▸ **Goal of the exercise**:
In your copy, reproduce the entries exactly as they are, minus the images.

##### Records supplied

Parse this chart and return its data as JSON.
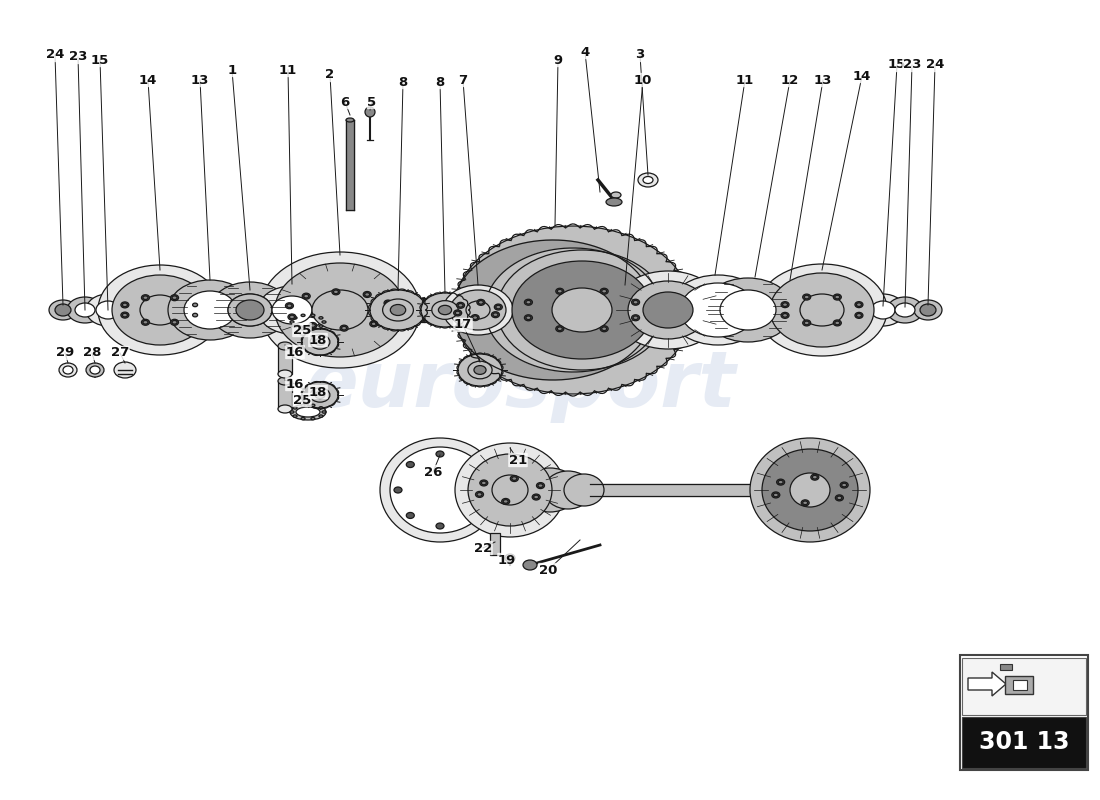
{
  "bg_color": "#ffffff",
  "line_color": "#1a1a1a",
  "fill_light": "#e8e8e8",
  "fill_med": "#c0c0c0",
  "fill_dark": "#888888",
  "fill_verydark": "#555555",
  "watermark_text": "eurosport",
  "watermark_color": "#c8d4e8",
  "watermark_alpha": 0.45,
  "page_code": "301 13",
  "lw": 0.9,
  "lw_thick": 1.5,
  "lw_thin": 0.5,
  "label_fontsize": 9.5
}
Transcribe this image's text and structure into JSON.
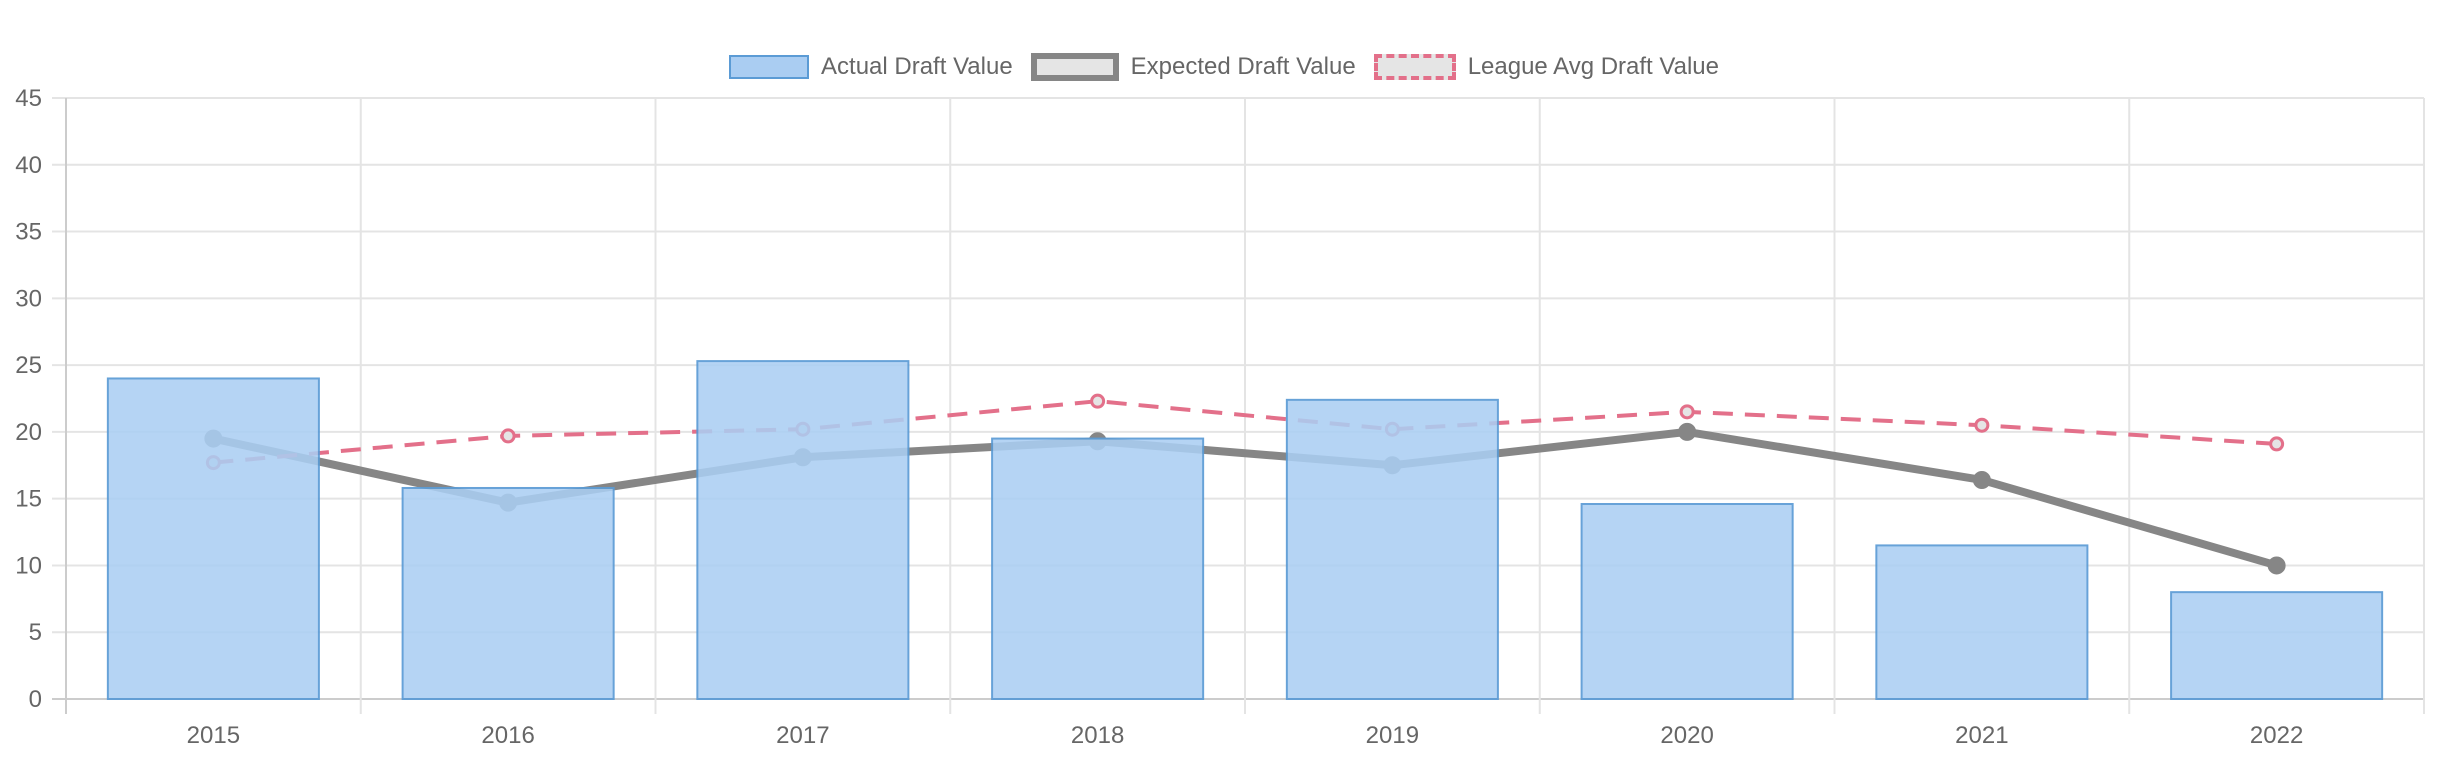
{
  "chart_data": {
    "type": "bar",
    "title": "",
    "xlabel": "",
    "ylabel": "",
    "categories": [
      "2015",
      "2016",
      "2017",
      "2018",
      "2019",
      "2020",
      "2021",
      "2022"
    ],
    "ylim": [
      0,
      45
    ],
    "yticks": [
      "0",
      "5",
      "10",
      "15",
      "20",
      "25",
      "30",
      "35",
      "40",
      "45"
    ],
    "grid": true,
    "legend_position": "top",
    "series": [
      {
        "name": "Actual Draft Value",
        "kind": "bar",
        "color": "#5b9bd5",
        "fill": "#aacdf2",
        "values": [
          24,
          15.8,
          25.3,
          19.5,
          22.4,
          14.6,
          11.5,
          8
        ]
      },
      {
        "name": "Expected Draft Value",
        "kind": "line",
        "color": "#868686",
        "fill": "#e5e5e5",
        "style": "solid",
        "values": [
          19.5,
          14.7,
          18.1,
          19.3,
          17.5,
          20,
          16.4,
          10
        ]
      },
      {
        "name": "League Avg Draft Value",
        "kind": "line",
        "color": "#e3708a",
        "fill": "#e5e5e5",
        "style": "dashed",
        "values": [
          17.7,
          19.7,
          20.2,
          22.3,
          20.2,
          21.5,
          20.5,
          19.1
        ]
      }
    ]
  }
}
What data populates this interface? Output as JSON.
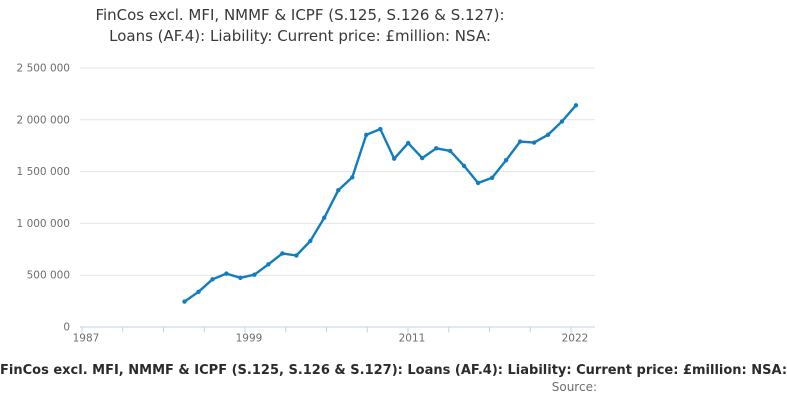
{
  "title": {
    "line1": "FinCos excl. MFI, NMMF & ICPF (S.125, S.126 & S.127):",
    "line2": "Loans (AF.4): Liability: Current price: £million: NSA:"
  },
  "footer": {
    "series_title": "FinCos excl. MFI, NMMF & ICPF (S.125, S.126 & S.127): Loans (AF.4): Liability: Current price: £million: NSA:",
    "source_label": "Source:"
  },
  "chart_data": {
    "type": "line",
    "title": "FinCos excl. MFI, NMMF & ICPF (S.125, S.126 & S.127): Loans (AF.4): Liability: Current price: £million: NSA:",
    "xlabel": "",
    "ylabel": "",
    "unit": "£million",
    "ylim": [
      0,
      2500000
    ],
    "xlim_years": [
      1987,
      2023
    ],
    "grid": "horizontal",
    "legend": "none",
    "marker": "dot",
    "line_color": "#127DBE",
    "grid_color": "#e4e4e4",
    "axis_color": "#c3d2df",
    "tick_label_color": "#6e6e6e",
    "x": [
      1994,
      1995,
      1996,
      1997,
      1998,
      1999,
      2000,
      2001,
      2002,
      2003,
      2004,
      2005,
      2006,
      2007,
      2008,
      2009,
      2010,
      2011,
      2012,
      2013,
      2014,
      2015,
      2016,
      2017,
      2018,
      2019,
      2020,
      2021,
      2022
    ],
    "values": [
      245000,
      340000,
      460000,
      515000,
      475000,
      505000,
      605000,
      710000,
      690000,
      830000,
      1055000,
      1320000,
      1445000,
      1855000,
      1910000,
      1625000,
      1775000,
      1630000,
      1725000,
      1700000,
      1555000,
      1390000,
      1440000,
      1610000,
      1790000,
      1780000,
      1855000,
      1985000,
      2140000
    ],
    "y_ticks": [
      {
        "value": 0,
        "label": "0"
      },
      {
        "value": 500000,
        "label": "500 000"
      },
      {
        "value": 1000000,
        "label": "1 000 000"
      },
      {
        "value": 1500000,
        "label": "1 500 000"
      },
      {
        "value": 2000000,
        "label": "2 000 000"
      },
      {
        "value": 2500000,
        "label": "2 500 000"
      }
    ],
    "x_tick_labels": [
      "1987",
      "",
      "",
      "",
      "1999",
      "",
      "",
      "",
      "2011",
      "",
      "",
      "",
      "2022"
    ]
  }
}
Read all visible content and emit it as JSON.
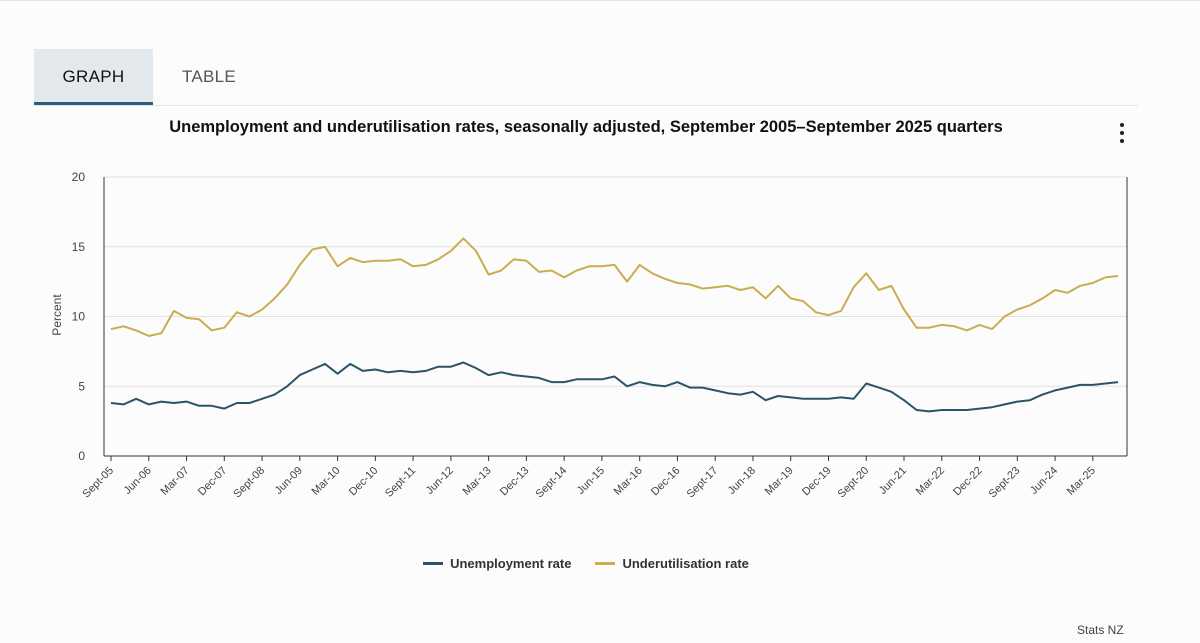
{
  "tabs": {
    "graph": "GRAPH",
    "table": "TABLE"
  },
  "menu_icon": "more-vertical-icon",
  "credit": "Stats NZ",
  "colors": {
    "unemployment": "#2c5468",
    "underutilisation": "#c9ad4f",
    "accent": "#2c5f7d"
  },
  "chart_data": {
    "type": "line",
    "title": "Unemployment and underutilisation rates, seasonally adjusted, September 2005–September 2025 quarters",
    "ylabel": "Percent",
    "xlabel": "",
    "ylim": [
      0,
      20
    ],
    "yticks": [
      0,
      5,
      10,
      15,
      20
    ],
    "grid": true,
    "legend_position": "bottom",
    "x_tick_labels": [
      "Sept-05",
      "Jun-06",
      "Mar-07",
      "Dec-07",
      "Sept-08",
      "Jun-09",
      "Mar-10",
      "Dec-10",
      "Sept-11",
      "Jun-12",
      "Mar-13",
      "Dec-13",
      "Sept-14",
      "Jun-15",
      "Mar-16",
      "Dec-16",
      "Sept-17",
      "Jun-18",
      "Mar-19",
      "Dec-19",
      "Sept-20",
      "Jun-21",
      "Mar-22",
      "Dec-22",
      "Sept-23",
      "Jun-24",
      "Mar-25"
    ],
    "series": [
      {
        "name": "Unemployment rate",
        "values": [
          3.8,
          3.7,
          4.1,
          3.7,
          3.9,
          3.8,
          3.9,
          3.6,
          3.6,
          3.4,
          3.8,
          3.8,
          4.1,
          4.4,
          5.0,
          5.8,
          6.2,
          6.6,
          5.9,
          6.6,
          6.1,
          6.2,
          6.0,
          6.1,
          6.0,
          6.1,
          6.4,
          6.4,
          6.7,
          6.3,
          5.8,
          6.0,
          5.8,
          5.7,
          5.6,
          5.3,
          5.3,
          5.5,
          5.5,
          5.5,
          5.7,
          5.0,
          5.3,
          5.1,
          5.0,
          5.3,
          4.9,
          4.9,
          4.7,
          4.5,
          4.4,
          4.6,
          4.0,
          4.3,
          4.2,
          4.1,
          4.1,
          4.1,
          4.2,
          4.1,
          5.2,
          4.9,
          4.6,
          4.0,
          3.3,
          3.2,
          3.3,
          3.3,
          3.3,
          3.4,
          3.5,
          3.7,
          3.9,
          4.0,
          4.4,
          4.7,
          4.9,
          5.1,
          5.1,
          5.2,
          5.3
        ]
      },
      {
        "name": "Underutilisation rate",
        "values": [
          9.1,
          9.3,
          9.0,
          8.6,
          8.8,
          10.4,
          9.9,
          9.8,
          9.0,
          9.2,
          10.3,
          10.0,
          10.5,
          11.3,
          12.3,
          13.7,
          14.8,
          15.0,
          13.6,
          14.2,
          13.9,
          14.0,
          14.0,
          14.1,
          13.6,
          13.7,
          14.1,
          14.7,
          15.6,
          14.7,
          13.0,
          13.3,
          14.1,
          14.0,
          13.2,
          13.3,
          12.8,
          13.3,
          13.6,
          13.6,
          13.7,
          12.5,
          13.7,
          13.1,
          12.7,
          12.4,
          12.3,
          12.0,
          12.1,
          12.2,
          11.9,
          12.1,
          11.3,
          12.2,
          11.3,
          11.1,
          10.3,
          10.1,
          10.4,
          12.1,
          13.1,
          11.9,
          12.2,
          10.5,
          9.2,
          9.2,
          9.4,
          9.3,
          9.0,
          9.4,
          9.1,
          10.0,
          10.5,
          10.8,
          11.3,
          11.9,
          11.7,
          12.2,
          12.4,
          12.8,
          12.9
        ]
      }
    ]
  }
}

##########

▸ **Answer in full**:
Parse this chart and return its data as JSON.
{
  "bg_color": "#ffffff",
  "line_color": "#1a1a1a",
  "fill_light": "#e8e8e8",
  "fill_med": "#c0c0c0",
  "fill_dark": "#888888",
  "fill_verydark": "#555555",
  "watermark_text": "eurosport",
  "watermark_color": "#c8d4e8",
  "watermark_alpha": 0.45,
  "page_code": "301 13",
  "lw": 0.9,
  "lw_thick": 1.5,
  "lw_thin": 0.5,
  "label_fontsize": 9.5
}
Transcribe this image's text and structure into JSON.
{
  "chart_data": {
    "type": "bar",
    "title": "",
    "xlabel": "",
    "ylabel": "",
    "categories": [
      "2015",
      "2016",
      "2017",
      "2018",
      "2019",
      "2020",
      "2021",
      "2022"
    ],
    "ylim": [
      0,
      45
    ],
    "yticks": [
      "0",
      "5",
      "10",
      "15",
      "20",
      "25",
      "30",
      "35",
      "40",
      "45"
    ],
    "grid": true,
    "legend_position": "top",
    "series": [
      {
        "name": "Actual Draft Value",
        "kind": "bar",
        "color": "#5b9bd5",
        "fill": "#aacdf2",
        "values": [
          24,
          15.8,
          25.3,
          19.5,
          22.4,
          14.6,
          11.5,
          8
        ]
      },
      {
        "name": "Expected Draft Value",
        "kind": "line",
        "color": "#868686",
        "fill": "#e5e5e5",
        "style": "solid",
        "values": [
          19.5,
          14.7,
          18.1,
          19.3,
          17.5,
          20,
          16.4,
          10
        ]
      },
      {
        "name": "League Avg Draft Value",
        "kind": "line",
        "color": "#e3708a",
        "fill": "#e5e5e5",
        "style": "dashed",
        "values": [
          17.7,
          19.7,
          20.2,
          22.3,
          20.2,
          21.5,
          20.5,
          19.1
        ]
      }
    ]
  }
}
What data populates this interface? Output as JSON.
{
  "title": {
    "line1": "FinCos excl. MFI, NMMF & ICPF (S.125, S.126 & S.127):",
    "line2": "Loans (AF.4): Liability: Current price: £million: NSA:"
  },
  "footer": {
    "series_title": "FinCos excl. MFI, NMMF & ICPF (S.125, S.126 & S.127): Loans (AF.4): Liability: Current price: £million: NSA:",
    "source_label": "Source:"
  },
  "chart_data": {
    "type": "line",
    "title": "FinCos excl. MFI, NMMF & ICPF (S.125, S.126 & S.127): Loans (AF.4): Liability: Current price: £million: NSA:",
    "xlabel": "",
    "ylabel": "",
    "unit": "£million",
    "ylim": [
      0,
      2500000
    ],
    "xlim_years": [
      1987,
      2023
    ],
    "grid": "horizontal",
    "legend": "none",
    "marker": "dot",
    "line_color": "#127DBE",
    "grid_color": "#e4e4e4",
    "axis_color": "#c3d2df",
    "tick_label_color": "#6e6e6e",
    "x": [
      1994,
      1995,
      1996,
      1997,
      1998,
      1999,
      2000,
      2001,
      2002,
      2003,
      2004,
      2005,
      2006,
      2007,
      2008,
      2009,
      2010,
      2011,
      2012,
      2013,
      2014,
      2015,
      2016,
      2017,
      2018,
      2019,
      2020,
      2021,
      2022
    ],
    "values": [
      245000,
      340000,
      460000,
      515000,
      475000,
      505000,
      605000,
      710000,
      690000,
      830000,
      1055000,
      1320000,
      1445000,
      1855000,
      1910000,
      1625000,
      1775000,
      1630000,
      1725000,
      1700000,
      1555000,
      1390000,
      1440000,
      1610000,
      1790000,
      1780000,
      1855000,
      1985000,
      2140000
    ],
    "y_ticks": [
      {
        "value": 0,
        "label": "0"
      },
      {
        "value": 500000,
        "label": "500 000"
      },
      {
        "value": 1000000,
        "label": "1 000 000"
      },
      {
        "value": 1500000,
        "label": "1 500 000"
      },
      {
        "value": 2000000,
        "label": "2 000 000"
      },
      {
        "value": 2500000,
        "label": "2 500 000"
      }
    ],
    "x_tick_labels": [
      "1987",
      "",
      "",
      "",
      "1999",
      "",
      "",
      "",
      "2011",
      "",
      "",
      "",
      "2022"
    ]
  }
}
Read all visible content and emit it as JSON.
{
  "tabs": {
    "graph": "GRAPH",
    "table": "TABLE"
  },
  "menu_icon": "more-vertical-icon",
  "credit": "Stats NZ",
  "colors": {
    "unemployment": "#2c5468",
    "underutilisation": "#c9ad4f",
    "accent": "#2c5f7d"
  },
  "chart_data": {
    "type": "line",
    "title": "Unemployment and underutilisation rates, seasonally adjusted, September 2005–September 2025 quarters",
    "ylabel": "Percent",
    "xlabel": "",
    "ylim": [
      0,
      20
    ],
    "yticks": [
      0,
      5,
      10,
      15,
      20
    ],
    "grid": true,
    "legend_position": "bottom",
    "x_tick_labels": [
      "Sept-05",
      "Jun-06",
      "Mar-07",
      "Dec-07",
      "Sept-08",
      "Jun-09",
      "Mar-10",
      "Dec-10",
      "Sept-11",
      "Jun-12",
      "Mar-13",
      "Dec-13",
      "Sept-14",
      "Jun-15",
      "Mar-16",
      "Dec-16",
      "Sept-17",
      "Jun-18",
      "Mar-19",
      "Dec-19",
      "Sept-20",
      "Jun-21",
      "Mar-22",
      "Dec-22",
      "Sept-23",
      "Jun-24",
      "Mar-25"
    ],
    "series": [
      {
        "name": "Unemployment rate",
        "values": [
          3.8,
          3.7,
          4.1,
          3.7,
          3.9,
          3.8,
          3.9,
          3.6,
          3.6,
          3.4,
          3.8,
          3.8,
          4.1,
          4.4,
          5.0,
          5.8,
          6.2,
          6.6,
          5.9,
          6.6,
          6.1,
          6.2,
          6.0,
          6.1,
          6.0,
          6.1,
          6.4,
          6.4,
          6.7,
          6.3,
          5.8,
          6.0,
          5.8,
          5.7,
          5.6,
          5.3,
          5.3,
          5.5,
          5.5,
          5.5,
          5.7,
          5.0,
          5.3,
          5.1,
          5.0,
          5.3,
          4.9,
          4.9,
          4.7,
          4.5,
          4.4,
          4.6,
          4.0,
          4.3,
          4.2,
          4.1,
          4.1,
          4.1,
          4.2,
          4.1,
          5.2,
          4.9,
          4.6,
          4.0,
          3.3,
          3.2,
          3.3,
          3.3,
          3.3,
          3.4,
          3.5,
          3.7,
          3.9,
          4.0,
          4.4,
          4.7,
          4.9,
          5.1,
          5.1,
          5.2,
          5.3
        ]
      },
      {
        "name": "Underutilisation rate",
        "values": [
          9.1,
          9.3,
          9.0,
          8.6,
          8.8,
          10.4,
          9.9,
          9.8,
          9.0,
          9.2,
          10.3,
          10.0,
          10.5,
          11.3,
          12.3,
          13.7,
          14.8,
          15.0,
          13.6,
          14.2,
          13.9,
          14.0,
          14.0,
          14.1,
          13.6,
          13.7,
          14.1,
          14.7,
          15.6,
          14.7,
          13.0,
          13.3,
          14.1,
          14.0,
          13.2,
          13.3,
          12.8,
          13.3,
          13.6,
          13.6,
          13.7,
          12.5,
          13.7,
          13.1,
          12.7,
          12.4,
          12.3,
          12.0,
          12.1,
          12.2,
          11.9,
          12.1,
          11.3,
          12.2,
          11.3,
          11.1,
          10.3,
          10.1,
          10.4,
          12.1,
          13.1,
          11.9,
          12.2,
          10.5,
          9.2,
          9.2,
          9.4,
          9.3,
          9.0,
          9.4,
          9.1,
          10.0,
          10.5,
          10.8,
          11.3,
          11.9,
          11.7,
          12.2,
          12.4,
          12.8,
          12.9
        ]
      }
    ]
  }
}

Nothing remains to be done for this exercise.